Update the listing from its first line through the line containing "cone [226,128,249,299]", changing every "value-label" to "data-label" and leaving all else unchanged; reproduce only those lines.

Material provided>
════
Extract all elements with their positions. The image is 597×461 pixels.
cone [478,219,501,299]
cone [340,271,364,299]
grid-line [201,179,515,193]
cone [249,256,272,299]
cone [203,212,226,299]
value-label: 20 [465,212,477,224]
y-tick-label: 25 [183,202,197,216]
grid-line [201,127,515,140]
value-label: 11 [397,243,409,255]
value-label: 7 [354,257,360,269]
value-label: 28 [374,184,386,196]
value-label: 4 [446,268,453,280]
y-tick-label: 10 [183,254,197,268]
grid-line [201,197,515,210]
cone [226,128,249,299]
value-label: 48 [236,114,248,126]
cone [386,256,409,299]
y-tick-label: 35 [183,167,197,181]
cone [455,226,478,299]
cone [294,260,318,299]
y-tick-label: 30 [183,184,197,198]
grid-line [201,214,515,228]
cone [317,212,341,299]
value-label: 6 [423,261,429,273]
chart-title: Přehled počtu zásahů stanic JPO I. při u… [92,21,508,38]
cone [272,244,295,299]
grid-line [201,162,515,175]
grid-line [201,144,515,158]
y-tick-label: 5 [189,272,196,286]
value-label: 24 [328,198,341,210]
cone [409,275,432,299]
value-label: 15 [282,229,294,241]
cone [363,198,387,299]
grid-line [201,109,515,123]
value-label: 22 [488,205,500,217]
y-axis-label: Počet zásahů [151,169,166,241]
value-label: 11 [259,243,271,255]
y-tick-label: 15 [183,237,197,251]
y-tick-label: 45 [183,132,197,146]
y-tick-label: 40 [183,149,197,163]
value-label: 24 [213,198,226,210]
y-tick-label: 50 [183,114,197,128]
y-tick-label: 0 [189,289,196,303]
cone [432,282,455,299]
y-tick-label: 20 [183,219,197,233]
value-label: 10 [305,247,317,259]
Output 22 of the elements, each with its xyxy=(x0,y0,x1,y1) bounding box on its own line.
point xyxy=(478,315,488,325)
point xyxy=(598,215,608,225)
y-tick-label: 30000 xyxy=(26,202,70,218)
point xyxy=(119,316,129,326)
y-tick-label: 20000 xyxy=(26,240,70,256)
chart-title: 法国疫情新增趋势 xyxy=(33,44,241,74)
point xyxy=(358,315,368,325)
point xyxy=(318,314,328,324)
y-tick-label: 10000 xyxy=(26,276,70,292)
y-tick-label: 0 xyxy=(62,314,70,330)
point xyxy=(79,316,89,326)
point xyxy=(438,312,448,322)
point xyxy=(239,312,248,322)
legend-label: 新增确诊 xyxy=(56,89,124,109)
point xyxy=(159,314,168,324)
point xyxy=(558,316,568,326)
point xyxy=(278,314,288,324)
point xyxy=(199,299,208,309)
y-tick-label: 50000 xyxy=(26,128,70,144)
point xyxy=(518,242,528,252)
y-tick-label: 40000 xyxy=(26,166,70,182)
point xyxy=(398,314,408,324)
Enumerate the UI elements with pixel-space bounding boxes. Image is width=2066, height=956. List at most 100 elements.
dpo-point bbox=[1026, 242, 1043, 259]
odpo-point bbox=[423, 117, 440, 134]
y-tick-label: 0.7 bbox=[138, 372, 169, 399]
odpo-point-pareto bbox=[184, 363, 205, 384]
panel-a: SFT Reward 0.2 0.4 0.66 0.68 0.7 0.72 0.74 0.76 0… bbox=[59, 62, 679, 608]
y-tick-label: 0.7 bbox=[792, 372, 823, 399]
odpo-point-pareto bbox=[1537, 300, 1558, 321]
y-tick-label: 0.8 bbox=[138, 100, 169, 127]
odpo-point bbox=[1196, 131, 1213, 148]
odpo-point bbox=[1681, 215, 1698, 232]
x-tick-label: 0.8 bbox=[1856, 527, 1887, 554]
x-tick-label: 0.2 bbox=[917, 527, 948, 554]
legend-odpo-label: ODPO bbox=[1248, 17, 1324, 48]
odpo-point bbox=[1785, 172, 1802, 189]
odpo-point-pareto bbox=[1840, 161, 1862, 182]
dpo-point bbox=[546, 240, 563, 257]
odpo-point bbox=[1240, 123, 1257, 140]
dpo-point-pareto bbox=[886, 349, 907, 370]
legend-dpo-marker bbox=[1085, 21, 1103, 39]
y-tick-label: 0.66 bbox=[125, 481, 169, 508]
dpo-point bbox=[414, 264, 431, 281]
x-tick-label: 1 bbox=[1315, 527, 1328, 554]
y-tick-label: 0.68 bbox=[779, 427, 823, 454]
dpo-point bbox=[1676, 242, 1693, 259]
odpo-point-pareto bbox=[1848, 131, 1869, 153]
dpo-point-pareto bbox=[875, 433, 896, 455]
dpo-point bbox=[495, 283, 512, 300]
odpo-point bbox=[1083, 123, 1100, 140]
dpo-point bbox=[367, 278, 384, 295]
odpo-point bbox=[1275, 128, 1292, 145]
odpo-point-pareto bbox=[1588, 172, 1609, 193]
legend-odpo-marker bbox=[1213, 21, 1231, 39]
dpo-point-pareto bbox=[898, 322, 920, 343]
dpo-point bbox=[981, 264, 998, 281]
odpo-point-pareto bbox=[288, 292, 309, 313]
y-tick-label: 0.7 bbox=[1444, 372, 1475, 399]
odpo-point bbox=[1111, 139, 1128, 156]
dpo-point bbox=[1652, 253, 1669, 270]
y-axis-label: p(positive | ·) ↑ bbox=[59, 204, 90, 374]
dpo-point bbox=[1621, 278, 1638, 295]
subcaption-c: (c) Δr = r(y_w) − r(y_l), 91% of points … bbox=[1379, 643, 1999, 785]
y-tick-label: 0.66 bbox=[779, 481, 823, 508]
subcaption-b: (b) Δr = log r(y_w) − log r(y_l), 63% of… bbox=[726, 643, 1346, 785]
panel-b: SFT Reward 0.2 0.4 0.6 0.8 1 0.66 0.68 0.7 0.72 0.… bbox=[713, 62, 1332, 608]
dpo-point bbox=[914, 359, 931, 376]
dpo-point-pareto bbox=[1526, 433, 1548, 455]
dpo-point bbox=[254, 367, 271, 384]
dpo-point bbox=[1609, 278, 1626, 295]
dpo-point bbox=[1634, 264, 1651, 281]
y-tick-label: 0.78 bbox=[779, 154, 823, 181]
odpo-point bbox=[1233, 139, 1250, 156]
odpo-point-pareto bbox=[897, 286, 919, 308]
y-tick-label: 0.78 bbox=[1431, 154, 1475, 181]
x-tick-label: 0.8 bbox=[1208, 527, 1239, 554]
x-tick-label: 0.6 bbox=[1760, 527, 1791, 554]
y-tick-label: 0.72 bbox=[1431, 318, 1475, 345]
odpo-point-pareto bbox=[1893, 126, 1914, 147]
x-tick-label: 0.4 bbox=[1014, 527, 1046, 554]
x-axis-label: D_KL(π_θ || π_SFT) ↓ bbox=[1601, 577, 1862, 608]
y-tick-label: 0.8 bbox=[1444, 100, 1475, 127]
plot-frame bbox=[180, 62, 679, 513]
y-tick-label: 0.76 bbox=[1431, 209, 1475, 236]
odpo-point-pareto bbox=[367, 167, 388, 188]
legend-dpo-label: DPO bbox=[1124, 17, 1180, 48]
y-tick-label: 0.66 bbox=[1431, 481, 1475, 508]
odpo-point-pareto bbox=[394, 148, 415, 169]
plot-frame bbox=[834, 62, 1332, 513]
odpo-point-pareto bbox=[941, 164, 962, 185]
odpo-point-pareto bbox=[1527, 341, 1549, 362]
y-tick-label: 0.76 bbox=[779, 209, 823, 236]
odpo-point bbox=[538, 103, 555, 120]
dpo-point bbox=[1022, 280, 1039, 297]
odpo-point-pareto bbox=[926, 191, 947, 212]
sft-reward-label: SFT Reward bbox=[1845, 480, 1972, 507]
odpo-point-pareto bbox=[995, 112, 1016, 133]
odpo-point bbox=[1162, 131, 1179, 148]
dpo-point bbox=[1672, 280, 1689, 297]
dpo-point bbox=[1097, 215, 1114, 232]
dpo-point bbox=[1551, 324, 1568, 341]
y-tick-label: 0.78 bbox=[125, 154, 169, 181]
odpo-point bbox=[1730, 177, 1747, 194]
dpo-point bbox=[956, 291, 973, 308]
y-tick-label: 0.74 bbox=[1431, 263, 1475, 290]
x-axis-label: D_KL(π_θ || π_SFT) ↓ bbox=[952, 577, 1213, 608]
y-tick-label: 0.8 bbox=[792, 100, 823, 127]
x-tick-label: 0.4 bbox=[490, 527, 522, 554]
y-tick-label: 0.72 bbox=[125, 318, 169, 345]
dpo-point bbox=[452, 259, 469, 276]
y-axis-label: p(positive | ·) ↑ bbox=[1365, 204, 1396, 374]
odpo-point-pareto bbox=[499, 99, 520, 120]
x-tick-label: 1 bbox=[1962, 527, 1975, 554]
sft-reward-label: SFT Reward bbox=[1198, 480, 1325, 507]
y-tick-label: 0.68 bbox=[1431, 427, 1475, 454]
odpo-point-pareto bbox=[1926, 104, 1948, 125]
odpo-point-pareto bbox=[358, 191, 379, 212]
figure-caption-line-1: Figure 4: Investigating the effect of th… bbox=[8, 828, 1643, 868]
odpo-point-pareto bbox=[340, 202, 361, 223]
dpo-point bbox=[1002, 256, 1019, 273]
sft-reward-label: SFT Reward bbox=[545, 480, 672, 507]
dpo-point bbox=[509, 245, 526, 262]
════
Solution to the exercise>
Extract all elements with their positions. The image is 597×461 pixels.
cone [478,219,501,299]
cone [340,271,364,299]
grid-line [201,179,515,193]
cone [249,256,272,299]
cone [203,212,226,299]
data-label: 20 [465,212,477,224]
y-tick-label: 25 [183,202,197,216]
grid-line [201,127,515,140]
data-label: 11 [397,243,409,255]
data-label: 7 [354,257,360,269]
data-label: 28 [374,184,386,196]
data-label: 4 [446,268,453,280]
y-tick-label: 10 [183,254,197,268]
grid-line [201,197,515,210]
cone [226,128,249,299]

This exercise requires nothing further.